## Material supplied:
•••••
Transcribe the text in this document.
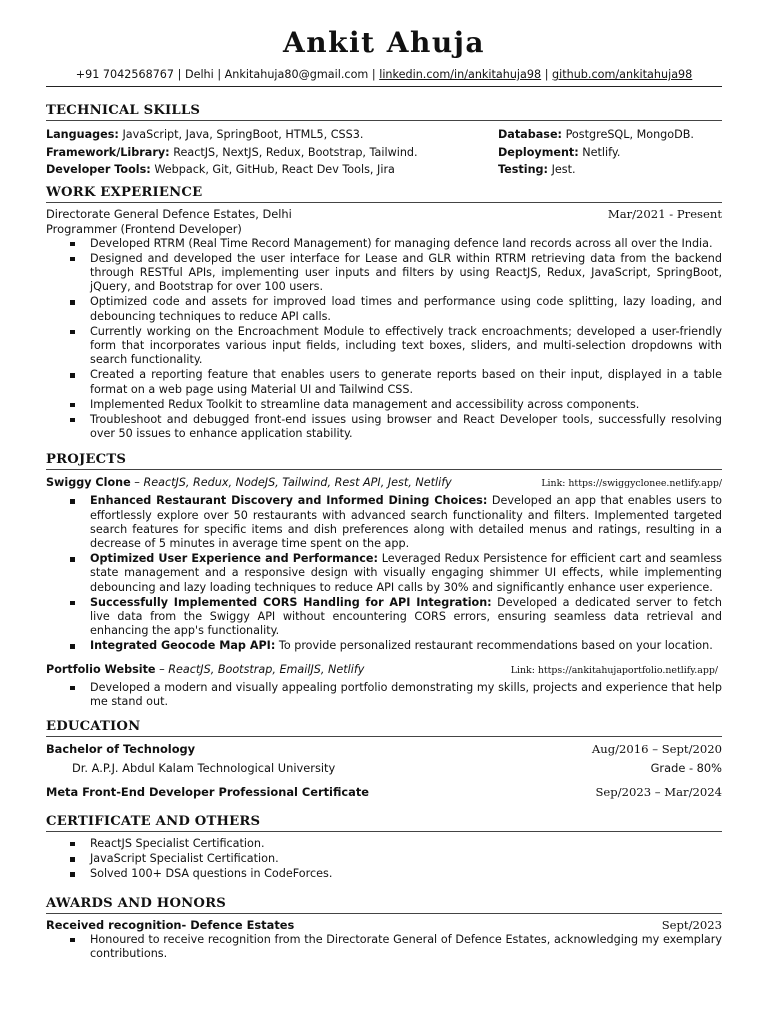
Ankit Ahuja
+91 7042568767 | Delhi | Ankitahuja80@gmail.com | linkedin.com/in/ankitahuja98 | github.com/ankitahuja98
TECHNICAL SKILLS
Languages: JavaScript, Java, SpringBoot, HTML5, CSS3.
Framework/Library: ReactJS, NextJS, Redux, Bootstrap, Tailwind.
Developer Tools: Webpack, Git, GitHub, React Dev Tools, Jira
Database: PostgreSQL, MongoDB.
Deployment: Netlify.
Testing: Jest.
WORK EXPERIENCE
Directorate General Defence Estates, Delhi	Mar/2021 - Present
Programmer (Frontend Developer)
Developed RTRM (Real Time Record Management) for managing defence land records across all over the India.
Designed and developed the user interface for Lease and GLR within RTRM retrieving data from the backend through RESTful APIs, implementing user inputs and filters by using ReactJS, Redux, JavaScript, SpringBoot, jQuery, and Bootstrap for over 100 users.
Optimized code and assets for improved load times and performance using code splitting, lazy loading, and debouncing techniques to reduce API calls.
Currently working on the Encroachment Module to effectively track encroachments; developed a user-friendly form that incorporates various input fields, including text boxes, sliders, and multi-selection dropdowns with search functionality.
Created a reporting feature that enables users to generate reports based on their input, displayed in a table format on a web page using Material UI and Tailwind CSS.
Implemented Redux Toolkit to streamline data management and accessibility across components.
Troubleshoot and debugged front-end issues using browser and React Developer tools, successfully resolving over 50 issues to enhance application stability.
PROJECTS
Swiggy Clone – ReactJS, Redux, NodeJS, Tailwind, Rest API, Jest, Netlify	Link: https://swiggyclonee.netlify.app/
Enhanced Restaurant Discovery and Informed Dining Choices: Developed an app that enables users to effortlessly explore over 50 restaurants with advanced search functionality and filters. Implemented targeted search features for specific items and dish preferences along with detailed menus and ratings, resulting in a decrease of 5 minutes in average time spent on the app.
Optimized User Experience and Performance: Leveraged Redux Persistence for efficient cart and seamless state management and a responsive design with visually engaging shimmer UI effects, while implementing debouncing and lazy loading techniques to reduce API calls by 30% and significantly enhance user experience.
Successfully Implemented CORS Handling for API Integration: Developed a dedicated server to fetch live data from the Swiggy API without encountering CORS errors, ensuring seamless data retrieval and enhancing the app's functionality.
Integrated Geocode Map API: To provide personalized restaurant recommendations based on your location.
Portfolio Website – ReactJS, Bootstrap, EmailJS, Netlify	Link: https://ankitahujaportfolio.netlify.app/
Developed a modern and visually appealing portfolio demonstrating my skills, projects and experience that help me stand out.
EDUCATION
Bachelor of Technology	Aug/2016 – Sept/2020
Dr. A.P.J. Abdul Kalam Technological University	Grade - 80%
Meta Front-End Developer Professional Certificate	Sep/2023 – Mar/2024
CERTIFICATE AND OTHERS
ReactJS Specialist Certification.
JavaScript Specialist Certification.
Solved 100+ DSA questions in CodeForces.
AWARDS AND HONORS
Received recognition- Defence Estates	Sept/2023
Honoured to receive recognition from the Directorate General of Defence Estates, acknowledging my exemplary contributions.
•••••
## Problem statement:
In the listing above, how many lines hold the word "Developer"? Give the number and nothing more.

## Written response:
4